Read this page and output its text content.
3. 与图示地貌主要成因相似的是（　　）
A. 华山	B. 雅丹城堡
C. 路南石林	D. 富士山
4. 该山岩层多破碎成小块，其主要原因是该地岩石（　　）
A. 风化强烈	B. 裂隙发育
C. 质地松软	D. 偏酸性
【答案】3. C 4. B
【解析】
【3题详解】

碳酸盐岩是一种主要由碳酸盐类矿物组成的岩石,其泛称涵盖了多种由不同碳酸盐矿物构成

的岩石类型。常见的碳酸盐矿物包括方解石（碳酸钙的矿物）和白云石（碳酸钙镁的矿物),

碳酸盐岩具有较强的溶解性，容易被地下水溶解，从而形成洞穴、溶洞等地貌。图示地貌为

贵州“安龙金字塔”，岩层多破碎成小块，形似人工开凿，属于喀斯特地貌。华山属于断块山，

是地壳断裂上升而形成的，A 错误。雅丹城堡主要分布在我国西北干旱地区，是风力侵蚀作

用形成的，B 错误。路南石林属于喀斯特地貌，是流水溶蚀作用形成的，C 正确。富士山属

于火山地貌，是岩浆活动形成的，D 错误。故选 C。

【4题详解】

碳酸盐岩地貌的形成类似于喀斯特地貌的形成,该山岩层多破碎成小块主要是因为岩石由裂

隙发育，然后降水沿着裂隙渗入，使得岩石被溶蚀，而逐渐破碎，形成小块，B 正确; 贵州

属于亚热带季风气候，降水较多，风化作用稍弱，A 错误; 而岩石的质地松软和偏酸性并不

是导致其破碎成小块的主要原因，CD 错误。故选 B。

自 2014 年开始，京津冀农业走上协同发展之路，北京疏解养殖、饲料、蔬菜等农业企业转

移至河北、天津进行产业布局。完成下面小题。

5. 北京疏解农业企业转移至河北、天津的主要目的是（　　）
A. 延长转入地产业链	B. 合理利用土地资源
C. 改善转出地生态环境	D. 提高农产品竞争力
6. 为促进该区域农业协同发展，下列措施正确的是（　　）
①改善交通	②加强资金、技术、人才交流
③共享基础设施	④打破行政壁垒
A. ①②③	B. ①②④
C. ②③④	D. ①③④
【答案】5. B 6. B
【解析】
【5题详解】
========================
» **AIM**
Repeat the records above exactly.

» **ANSWER TO THIS PROBLEM**
Read this page and output its text content.
3. 与图示地貌主要成因相似的是（　　）
A. 华山	B. 雅丹城堡
C. 路南石林	D. 富士山
4. 该山岩层多破碎成小块，其主要原因是该地岩石（　　）
A. 风化强烈	B. 裂隙发育
C. 质地松软	D. 偏酸性
【答案】3. C 4. B
【解析】
【3题详解】

碳酸盐岩是一种主要由碳酸盐类矿物组成的岩石,其泛称涵盖了多种由不同碳酸盐矿物构成

的岩石类型。常见的碳酸盐矿物包括方解石（碳酸钙的矿物）和白云石（碳酸钙镁的矿物),

碳酸盐岩具有较强的溶解性，容易被地下水溶解，从而形成洞穴、溶洞等地貌。图示地貌为

贵州“安龙金字塔”，岩层多破碎成小块，形似人工开凿，属于喀斯特地貌。华山属于断块山，

是地壳断裂上升而形成的，A 错误。雅丹城堡主要分布在我国西北干旱地区，是风力侵蚀作

用形成的，B 错误。路南石林属于喀斯特地貌，是流水溶蚀作用形成的，C 正确。富士山属

于火山地貌，是岩浆活动形成的，D 错误。故选 C。

【4题详解】

碳酸盐岩地貌的形成类似于喀斯特地貌的形成,该山岩层多破碎成小块主要是因为岩石由裂

隙发育，然后降水沿着裂隙渗入，使得岩石被溶蚀，而逐渐破碎，形成小块，B 正确; 贵州

属于亚热带季风气候，降水较多，风化作用稍弱，A 错误; 而岩石的质地松软和偏酸性并不

是导致其破碎成小块的主要原因，CD 错误。故选 B。

自 2014 年开始，京津冀农业走上协同发展之路，北京疏解养殖、饲料、蔬菜等农业企业转

移至河北、天津进行产业布局。完成下面小题。

5. 北京疏解农业企业转移至河北、天津的主要目的是（　　）
A. 延长转入地产业链	B. 合理利用土地资源
C. 改善转出地生态环境	D. 提高农产品竞争力
6. 为促进该区域农业协同发展，下列措施正确的是（　　）
①改善交通	②加强资金、技术、人才交流
③共享基础设施	④打破行政壁垒
A. ①②③	B. ①②④
C. ②③④	D. ①③④
【答案】5. B 6. B
【解析】
【5题详解】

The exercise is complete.